▶ **Task prompt**:
Will you quote all of the entries, word for word?

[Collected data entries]
□ □ □ □ □ □ □
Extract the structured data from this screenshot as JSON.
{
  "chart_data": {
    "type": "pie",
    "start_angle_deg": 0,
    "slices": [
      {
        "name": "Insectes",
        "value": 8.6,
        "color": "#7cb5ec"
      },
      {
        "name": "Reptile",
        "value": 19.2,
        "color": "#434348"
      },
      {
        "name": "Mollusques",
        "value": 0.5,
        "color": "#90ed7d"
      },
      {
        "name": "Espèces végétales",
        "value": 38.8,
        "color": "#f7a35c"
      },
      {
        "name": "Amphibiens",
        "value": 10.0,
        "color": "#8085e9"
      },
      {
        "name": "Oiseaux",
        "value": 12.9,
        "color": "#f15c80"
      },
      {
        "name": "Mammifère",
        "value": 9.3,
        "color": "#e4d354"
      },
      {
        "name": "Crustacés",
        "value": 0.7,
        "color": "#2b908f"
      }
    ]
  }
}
□ □ □ □ □ □ □
▶ **Solution to this task**:
Extract the structured data from this screenshot as JSON.
{
  "chart_data": {
    "type": "pie",
    "start_angle_deg": 0,
    "slices": [
      {
        "name": "Insectes",
        "value": 8.6,
        "color": "#7cb5ec"
      },
      {
        "name": "Reptile",
        "value": 19.2,
        "color": "#434348"
      },
      {
        "name": "Mollusques",
        "value": 0.5,
        "color": "#90ed7d"
      },
      {
        "name": "Espèces végétales",
        "value": 38.8,
        "color": "#f7a35c"
      },
      {
        "name": "Amphibiens",
        "value": 10.0,
        "color": "#8085e9"
      },
      {
        "name": "Oiseaux",
        "value": 12.9,
        "color": "#f15c80"
      },
      {
        "name": "Mammifère",
        "value": 9.3,
        "color": "#e4d354"
      },
      {
        "name": "Crustacés",
        "value": 0.7,
        "color": "#2b908f"
      }
    ]
  }
}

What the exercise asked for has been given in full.